Wie viele „Ungemalte Bilder“ schuf Nolde laut dem Textauszug über die Nolde-Ausstellung zwischen 1941 und 1945?
==== Textauszug ====
BERLIN. (hpd) Die Ausstellung Mit verschnürten Händen – „Ungemalte Bilder“ von Emil Nolde in der Dependance Berlin der Nolde Stiftung gibt einen Überblick über sein Schaffen vor, während und nach dem Malverbot (1941). Rund 70 der ausgestellten Aquarelle sind noch nie öffentlich gezeigt worden.
Die Ausstellung beginnt chronologisch mit dem Werk Noldes vor dem Malverbot. Quantitativ richtet sich jedoch ein besonderes Augenmerk auf die 120 „Ungemalten Bilder“ Noldes, die zwischen 1941 und 1945 entstanden und den expressionistischen Maler zu einem weltberühmten Aquarellisten machten. Das Paradoxon in der Namensgebung erklärt sich damit, dass Nolde, der eigentlich Ölgemälde bevorzugte, wegen des Malverbots zu oft nur handflächengroßen Aquarellbildern übergegangen war, weil sich diese leicht verstecken ließen.
Die Gestaltung der Ausstellung hat ein inniges Konzept, die Zeitabschnitte der Entstehung der Bilder in der Darstellung des ‚Ablaufs’ der Ausstellung selbst zu thematisieren, so dass die Besucher nicht nur die Bilder betrachten können, sondern sich in einen ‚Zeitschlauch’ begeben, der die inneren Befindlichkeiten des Künstlers in den durchzugehenden Räumen äußerlich sichtbar und lesbar gestaltet.
„Ich stand mitten im schönsten, produktivsten Malen.“
Im Erdgeschoss betritt man als Besucher ein Entree, das für die technischen Bedingtheiten einer Galerie genutzt wird (Kasse, Laden, Garderobe, Toiletten und Büros). Erst über eine weiße Treppe in das erste Stockwerk hinauf betritt man die Ausstellungsräume und befindet sich in einem weiten hellen Foyer, mit großformatigen Ölbildern aus den 1930er Jahren. Die Stimmung ist hell und licht.
„Als dieses Mal- und Verkaufsverbot ankam, glitten mir die Pinsel aus den Händen.“
1937 wurde Nolde vom Nazi-Regime zum entarteten Künstler erklärt, 1941 erging ein Malverbot. Zu dieser Zeit lebte Nolde bereits in Berlin und entsprechend war das Malverbot, das ihn ereilte, in Form eines Briefes adressiert: An Emil Nolde, Berlin-Charlottenburg, Bayernallee 10.
==== Bereitgestellte Daten ====
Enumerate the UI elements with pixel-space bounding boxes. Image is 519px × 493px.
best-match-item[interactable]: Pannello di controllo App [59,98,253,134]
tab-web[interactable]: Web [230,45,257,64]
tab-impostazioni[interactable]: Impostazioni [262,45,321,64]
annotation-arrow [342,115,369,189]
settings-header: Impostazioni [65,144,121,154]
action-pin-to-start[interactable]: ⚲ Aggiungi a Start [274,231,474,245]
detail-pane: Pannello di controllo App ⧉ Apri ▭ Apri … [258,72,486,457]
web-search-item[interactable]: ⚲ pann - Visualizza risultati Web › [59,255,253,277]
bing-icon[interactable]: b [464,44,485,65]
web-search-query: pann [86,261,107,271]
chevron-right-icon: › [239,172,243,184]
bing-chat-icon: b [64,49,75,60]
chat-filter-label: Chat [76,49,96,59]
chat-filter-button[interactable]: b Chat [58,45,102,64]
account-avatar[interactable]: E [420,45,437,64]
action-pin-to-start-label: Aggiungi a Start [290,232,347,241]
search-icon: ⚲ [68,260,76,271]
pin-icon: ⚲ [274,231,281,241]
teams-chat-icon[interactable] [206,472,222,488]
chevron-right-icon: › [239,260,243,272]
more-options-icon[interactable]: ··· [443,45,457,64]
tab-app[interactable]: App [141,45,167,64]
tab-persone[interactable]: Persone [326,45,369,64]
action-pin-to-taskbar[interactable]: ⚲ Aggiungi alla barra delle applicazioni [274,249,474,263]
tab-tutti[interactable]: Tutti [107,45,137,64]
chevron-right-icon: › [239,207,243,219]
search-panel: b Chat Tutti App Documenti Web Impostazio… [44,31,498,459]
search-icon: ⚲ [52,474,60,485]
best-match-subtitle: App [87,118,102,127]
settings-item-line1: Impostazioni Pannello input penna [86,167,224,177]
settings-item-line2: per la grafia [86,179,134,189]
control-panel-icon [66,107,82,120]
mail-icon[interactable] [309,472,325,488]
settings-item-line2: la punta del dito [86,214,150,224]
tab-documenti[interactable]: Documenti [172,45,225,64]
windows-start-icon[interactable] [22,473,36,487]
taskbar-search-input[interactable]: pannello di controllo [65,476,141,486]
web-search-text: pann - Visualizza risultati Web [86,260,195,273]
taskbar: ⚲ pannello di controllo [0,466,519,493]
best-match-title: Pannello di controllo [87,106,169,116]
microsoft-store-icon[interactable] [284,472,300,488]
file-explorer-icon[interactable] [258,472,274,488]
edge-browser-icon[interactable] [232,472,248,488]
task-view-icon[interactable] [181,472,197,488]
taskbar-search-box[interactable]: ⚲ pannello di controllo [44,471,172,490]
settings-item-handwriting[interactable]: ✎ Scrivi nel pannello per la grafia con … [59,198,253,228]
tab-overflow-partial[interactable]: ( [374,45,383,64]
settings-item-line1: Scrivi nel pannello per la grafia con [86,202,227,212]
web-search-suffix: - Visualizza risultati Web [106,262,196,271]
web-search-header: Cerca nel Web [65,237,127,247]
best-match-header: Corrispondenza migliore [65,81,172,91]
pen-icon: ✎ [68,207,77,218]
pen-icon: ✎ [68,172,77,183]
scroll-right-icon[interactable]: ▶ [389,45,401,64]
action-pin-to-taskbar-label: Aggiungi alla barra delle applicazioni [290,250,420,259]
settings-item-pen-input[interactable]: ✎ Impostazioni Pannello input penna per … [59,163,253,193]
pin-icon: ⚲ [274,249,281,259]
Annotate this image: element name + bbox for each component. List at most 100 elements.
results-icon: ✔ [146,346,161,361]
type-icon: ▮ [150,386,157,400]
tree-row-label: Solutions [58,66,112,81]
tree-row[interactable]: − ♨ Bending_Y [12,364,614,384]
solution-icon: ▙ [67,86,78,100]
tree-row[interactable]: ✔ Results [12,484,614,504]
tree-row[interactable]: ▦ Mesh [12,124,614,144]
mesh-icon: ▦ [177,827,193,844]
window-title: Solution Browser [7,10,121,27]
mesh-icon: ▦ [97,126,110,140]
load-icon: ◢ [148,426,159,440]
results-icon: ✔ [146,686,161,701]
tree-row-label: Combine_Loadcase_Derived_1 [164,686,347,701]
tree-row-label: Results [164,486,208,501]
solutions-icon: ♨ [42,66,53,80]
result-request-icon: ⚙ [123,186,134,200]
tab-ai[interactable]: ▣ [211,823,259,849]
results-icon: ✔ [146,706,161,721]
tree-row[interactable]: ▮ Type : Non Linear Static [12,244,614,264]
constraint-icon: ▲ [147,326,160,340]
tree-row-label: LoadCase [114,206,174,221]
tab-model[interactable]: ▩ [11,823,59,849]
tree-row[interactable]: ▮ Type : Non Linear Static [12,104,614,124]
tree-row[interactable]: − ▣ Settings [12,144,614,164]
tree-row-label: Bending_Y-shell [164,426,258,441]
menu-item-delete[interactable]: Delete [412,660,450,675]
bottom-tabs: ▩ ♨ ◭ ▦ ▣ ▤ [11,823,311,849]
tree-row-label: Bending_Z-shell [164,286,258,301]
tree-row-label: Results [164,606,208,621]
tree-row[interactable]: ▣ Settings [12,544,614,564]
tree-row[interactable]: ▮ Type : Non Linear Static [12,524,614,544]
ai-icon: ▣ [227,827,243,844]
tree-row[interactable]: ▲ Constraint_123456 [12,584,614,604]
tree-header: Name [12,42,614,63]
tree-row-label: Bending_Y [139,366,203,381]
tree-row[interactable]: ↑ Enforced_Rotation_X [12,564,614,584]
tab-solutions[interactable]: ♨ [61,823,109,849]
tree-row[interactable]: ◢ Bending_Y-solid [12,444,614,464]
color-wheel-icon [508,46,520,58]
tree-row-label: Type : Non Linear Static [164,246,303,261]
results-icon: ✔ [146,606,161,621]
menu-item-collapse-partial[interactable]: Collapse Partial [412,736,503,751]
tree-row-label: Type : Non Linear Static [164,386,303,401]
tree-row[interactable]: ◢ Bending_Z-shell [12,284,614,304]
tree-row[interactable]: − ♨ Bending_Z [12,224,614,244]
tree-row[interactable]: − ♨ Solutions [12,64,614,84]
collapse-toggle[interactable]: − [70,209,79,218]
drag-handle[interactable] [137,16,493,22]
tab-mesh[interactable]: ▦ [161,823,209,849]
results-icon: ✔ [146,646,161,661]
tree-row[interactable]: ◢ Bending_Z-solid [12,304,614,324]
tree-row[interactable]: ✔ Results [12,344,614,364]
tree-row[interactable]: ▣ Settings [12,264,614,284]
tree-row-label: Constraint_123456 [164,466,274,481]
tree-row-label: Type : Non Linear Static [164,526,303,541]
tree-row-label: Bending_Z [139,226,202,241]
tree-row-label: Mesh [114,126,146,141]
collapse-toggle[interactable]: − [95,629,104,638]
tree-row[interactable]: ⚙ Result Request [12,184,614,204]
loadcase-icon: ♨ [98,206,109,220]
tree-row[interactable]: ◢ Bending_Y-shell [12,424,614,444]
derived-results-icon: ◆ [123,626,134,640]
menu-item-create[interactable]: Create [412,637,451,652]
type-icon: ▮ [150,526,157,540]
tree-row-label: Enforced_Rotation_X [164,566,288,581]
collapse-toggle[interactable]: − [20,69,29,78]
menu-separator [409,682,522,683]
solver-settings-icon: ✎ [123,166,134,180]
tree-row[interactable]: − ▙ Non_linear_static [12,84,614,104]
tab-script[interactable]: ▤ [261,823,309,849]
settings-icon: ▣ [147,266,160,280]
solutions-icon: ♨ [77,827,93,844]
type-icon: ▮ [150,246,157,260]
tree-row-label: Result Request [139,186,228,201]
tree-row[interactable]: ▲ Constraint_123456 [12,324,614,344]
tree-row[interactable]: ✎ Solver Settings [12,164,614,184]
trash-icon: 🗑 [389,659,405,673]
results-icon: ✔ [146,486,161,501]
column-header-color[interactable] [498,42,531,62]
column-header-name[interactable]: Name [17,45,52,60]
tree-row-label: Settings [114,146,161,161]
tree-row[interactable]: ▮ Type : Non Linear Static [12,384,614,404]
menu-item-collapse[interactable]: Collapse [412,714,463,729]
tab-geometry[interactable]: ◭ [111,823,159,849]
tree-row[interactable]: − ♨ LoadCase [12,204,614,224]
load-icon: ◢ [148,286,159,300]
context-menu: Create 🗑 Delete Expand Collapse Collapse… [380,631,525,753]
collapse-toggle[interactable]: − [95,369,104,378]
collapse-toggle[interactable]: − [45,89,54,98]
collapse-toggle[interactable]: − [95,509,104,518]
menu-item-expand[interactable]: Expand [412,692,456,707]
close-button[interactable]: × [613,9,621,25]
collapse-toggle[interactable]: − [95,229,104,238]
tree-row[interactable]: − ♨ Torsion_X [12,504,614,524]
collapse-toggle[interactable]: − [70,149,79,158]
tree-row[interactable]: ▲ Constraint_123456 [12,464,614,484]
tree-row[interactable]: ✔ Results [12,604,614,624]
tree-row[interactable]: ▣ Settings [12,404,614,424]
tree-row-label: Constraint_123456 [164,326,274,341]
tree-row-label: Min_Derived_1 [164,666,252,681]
====
### Erwartete Antwort
120 „Ungemalte Bilder“.